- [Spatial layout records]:
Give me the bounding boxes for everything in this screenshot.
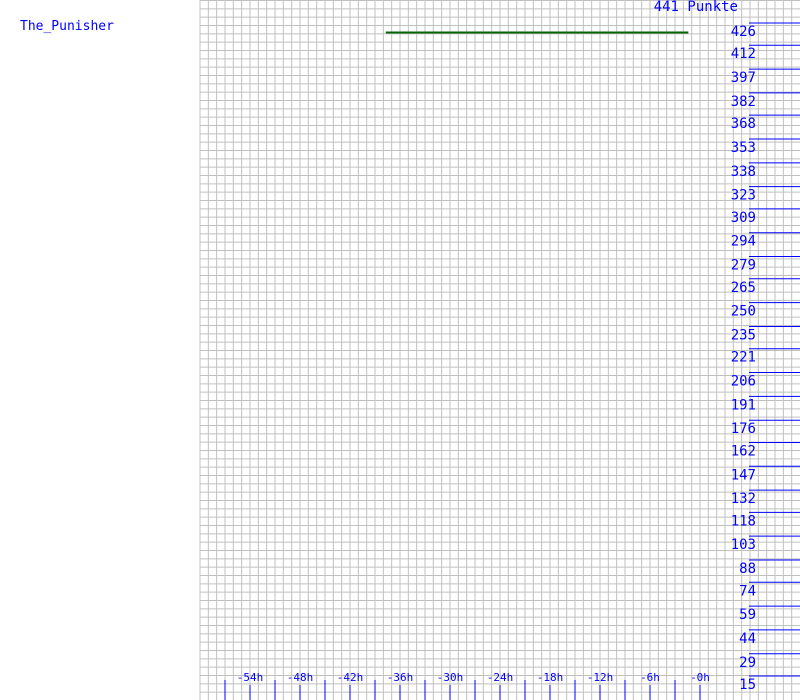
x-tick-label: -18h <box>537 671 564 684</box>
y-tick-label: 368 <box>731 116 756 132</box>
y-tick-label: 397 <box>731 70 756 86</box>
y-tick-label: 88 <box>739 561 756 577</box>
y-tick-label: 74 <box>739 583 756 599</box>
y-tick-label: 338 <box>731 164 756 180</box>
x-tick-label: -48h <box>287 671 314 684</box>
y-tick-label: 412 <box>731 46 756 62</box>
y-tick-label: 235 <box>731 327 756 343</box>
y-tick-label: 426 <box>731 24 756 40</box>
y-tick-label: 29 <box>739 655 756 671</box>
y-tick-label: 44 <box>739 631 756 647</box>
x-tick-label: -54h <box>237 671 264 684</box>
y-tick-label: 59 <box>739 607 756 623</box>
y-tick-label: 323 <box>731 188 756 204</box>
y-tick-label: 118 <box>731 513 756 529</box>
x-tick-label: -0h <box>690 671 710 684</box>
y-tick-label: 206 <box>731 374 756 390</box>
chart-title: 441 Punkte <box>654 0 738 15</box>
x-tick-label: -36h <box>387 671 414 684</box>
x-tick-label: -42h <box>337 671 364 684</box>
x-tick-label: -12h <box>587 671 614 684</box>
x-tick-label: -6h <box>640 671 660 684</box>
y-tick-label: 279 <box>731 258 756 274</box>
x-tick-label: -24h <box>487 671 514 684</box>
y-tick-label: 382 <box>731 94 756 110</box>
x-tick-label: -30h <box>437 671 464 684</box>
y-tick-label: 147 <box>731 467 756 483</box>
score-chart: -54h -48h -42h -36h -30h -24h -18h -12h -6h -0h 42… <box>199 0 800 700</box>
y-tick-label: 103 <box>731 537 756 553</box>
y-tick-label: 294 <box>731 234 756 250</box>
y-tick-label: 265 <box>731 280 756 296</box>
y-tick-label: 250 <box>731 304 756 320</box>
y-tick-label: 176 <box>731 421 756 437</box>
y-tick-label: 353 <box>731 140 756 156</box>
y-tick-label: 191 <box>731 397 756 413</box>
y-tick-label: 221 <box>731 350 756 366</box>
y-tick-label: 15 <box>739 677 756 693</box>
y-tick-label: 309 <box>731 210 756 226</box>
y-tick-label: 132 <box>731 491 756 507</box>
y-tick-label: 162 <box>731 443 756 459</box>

--

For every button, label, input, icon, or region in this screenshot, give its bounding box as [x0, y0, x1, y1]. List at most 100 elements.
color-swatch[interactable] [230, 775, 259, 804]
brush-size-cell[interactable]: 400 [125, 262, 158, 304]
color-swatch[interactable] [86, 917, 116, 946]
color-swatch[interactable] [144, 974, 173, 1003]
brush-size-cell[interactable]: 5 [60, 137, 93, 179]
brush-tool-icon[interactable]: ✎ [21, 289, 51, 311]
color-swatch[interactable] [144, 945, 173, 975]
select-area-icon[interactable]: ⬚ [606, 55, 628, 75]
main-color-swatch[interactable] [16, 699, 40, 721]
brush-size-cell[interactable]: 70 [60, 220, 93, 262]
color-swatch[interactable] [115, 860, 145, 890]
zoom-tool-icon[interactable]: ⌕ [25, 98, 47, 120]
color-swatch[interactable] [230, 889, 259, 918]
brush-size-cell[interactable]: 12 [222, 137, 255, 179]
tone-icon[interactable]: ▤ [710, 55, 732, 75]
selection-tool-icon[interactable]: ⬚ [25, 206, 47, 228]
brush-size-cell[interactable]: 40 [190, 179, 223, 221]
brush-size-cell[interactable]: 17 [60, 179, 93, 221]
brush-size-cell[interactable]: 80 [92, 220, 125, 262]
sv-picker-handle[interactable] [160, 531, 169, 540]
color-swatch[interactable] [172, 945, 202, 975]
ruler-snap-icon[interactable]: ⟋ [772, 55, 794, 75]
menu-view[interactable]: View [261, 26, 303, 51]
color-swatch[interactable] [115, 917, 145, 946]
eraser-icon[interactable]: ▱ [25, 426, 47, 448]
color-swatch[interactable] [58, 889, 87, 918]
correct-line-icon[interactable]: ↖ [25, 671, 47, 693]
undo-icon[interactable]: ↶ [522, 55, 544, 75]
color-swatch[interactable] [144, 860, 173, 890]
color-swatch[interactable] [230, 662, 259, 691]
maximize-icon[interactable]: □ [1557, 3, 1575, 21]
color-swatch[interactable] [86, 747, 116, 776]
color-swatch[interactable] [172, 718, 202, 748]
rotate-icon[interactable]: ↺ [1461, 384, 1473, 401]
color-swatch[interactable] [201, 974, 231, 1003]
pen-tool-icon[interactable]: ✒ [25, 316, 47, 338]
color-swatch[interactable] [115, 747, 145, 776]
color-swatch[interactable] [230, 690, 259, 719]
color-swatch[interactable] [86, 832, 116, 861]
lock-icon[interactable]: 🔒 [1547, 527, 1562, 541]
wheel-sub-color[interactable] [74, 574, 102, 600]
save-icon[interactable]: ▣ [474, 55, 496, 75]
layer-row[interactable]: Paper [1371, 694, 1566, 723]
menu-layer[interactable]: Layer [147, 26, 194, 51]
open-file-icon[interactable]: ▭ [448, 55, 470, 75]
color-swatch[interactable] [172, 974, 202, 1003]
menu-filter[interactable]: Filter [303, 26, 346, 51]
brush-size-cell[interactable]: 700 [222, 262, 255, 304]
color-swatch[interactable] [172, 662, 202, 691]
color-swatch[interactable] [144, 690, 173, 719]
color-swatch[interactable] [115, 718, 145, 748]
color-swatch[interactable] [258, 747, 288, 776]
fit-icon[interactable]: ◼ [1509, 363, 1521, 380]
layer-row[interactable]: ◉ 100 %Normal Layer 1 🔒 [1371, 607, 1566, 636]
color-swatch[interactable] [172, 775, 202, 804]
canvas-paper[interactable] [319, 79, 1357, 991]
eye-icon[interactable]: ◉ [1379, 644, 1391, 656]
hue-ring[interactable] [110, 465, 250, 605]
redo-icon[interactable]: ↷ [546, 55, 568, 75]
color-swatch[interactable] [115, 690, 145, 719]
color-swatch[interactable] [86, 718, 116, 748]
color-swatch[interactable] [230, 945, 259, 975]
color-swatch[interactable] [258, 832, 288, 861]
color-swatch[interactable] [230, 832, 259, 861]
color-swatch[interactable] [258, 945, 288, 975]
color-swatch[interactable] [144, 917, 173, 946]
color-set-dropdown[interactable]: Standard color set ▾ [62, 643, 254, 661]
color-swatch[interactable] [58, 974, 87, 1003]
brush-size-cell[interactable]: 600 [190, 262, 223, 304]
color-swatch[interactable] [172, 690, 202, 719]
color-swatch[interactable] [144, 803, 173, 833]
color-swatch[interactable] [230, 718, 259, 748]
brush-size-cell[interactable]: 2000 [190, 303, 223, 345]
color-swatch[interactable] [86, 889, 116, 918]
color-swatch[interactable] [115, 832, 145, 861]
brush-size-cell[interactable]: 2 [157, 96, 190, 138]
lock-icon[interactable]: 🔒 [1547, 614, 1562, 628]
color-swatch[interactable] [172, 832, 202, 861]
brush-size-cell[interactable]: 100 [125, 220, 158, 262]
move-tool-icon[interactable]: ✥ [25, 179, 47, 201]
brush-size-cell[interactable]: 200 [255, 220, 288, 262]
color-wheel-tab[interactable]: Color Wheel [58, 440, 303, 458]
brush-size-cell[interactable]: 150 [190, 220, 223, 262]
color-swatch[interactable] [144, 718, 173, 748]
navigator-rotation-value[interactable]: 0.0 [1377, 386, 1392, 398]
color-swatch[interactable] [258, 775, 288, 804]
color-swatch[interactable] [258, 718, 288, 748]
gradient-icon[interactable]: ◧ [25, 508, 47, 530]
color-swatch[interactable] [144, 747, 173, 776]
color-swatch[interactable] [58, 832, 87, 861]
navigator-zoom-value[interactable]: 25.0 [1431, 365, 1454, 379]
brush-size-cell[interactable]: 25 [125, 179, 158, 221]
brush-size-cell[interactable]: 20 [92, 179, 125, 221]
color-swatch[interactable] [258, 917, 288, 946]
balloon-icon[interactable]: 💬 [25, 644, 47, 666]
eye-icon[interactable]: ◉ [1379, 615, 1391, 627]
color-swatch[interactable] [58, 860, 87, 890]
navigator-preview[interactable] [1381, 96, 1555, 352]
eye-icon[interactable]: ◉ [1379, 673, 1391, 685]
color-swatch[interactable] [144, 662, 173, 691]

--

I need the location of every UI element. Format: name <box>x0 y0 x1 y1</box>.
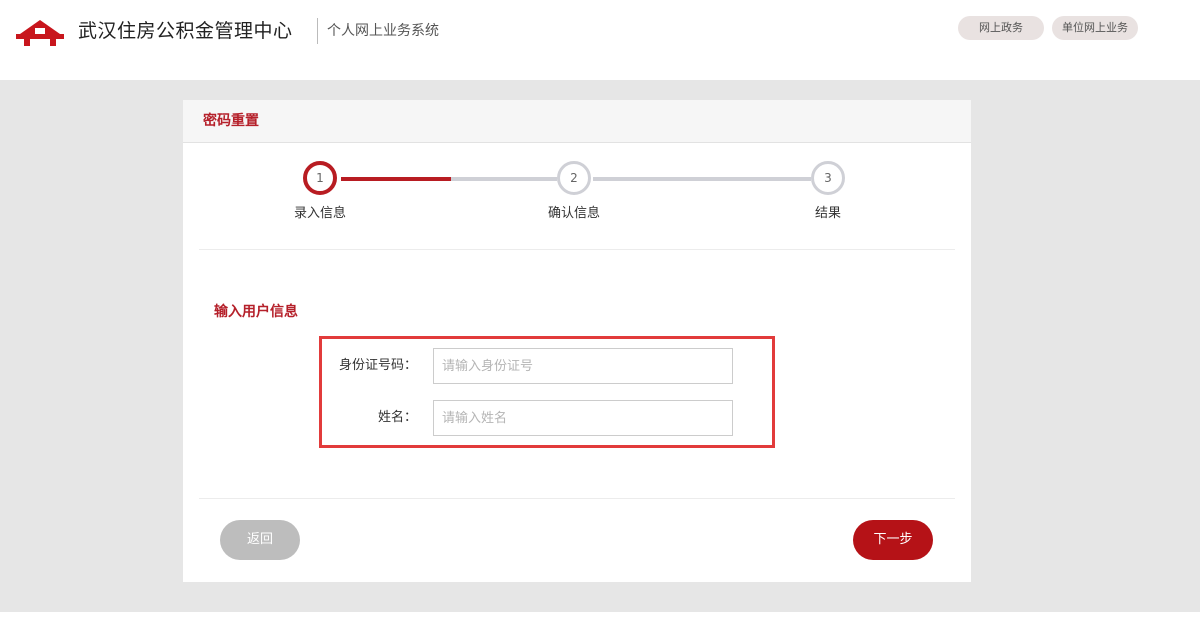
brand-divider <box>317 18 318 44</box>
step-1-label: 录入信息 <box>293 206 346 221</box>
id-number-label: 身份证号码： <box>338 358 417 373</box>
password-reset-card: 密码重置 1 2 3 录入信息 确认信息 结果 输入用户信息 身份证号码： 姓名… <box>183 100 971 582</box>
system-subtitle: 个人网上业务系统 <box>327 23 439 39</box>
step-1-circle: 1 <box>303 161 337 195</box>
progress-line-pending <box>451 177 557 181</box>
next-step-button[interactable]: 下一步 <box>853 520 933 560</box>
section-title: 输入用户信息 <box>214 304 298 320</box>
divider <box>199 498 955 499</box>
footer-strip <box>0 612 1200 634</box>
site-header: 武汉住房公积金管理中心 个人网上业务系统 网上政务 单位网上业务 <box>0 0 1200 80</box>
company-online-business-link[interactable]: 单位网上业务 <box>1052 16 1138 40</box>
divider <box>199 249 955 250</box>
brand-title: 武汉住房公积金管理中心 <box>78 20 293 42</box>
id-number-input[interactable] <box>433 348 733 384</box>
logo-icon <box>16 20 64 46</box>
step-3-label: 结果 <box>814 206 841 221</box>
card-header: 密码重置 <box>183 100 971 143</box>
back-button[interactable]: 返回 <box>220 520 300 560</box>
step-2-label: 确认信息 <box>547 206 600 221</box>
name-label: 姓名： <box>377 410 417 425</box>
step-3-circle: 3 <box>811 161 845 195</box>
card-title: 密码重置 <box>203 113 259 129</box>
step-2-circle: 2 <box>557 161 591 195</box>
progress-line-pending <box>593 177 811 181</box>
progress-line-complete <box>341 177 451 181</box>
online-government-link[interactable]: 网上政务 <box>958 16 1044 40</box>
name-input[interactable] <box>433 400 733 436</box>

- [REQUEST]:
Put the lines from the one containing "brand-divider <box>317 18 318 44</box>" through the one containing "name-input[interactable] <box>433 400" into a Markdown table with the columns Row and Entry, numbering each row and leaving out blank lines. Begin at the first of those lines, and stop after the second.

- [SOLUTION]:
| Row | Entry |
|---|---|
| 1 | brand-divider <box>317 18 318 44</box> |
| 2 | step-1-label: 录入信息 <box>293 206 346 221</box> |
| 3 | id-number-label: 身份证号码： <box>338 358 417 373</box> |
| 4 | password-reset-card: 密码重置 1 2 3 录入信息 确认信息 结果 输入用户信息 身份证号码： 姓名… <box>183 100 971 582</box> |
| 5 | system-subtitle: 个人网上业务系统 <box>327 23 439 39</box> |
| 6 | step-1-circle: 1 <box>303 161 337 195</box> |
| 7 | progress-line-pending <box>451 177 557 181</box> |
| 8 | next-step-button[interactable]: 下一步 <box>853 520 933 560</box> |
| 9 | section-title: 输入用户信息 <box>214 304 298 320</box> |
| 10 | divider <box>199 498 955 499</box> |
| 11 | footer-strip <box>0 612 1200 634</box> |
| 12 | site-header: 武汉住房公积金管理中心 个人网上业务系统 网上政务 单位网上业务 <box>0 0 1200 80</box> |
| 13 | company-online-business-link[interactable]: 单位网上业务 <box>1052 16 1138 40</box> |
| 14 | divider <box>199 249 955 250</box> |
| 15 | brand-title: 武汉住房公积金管理中心 <box>78 20 293 42</box> |
| 16 | id-number-input[interactable] <box>433 348 733 384</box> |
| 17 | logo-icon <box>16 20 64 46</box> |
| 18 | step-3-label: 结果 <box>814 206 841 221</box> |
| 19 | card-header: 密码重置 <box>183 100 971 143</box> |
| 20 | back-button[interactable]: 返回 <box>220 520 300 560</box> |
| 21 | step-2-label: 确认信息 <box>547 206 600 221</box> |
| 22 | name-label: 姓名： <box>377 410 417 425</box> |
| 23 | step-3-circle: 3 <box>811 161 845 195</box> |
| 24 | card-title: 密码重置 <box>203 113 259 129</box> |
| 25 | step-2-circle: 2 <box>557 161 591 195</box> |
| 26 | progress-line-pending <box>593 177 811 181</box> |
| 27 | progress-line-complete <box>341 177 451 181</box> |
| 28 | online-government-link[interactable]: 网上政务 <box>958 16 1044 40</box> |
| 29 | name-input[interactable] <box>433 400 733 436</box> |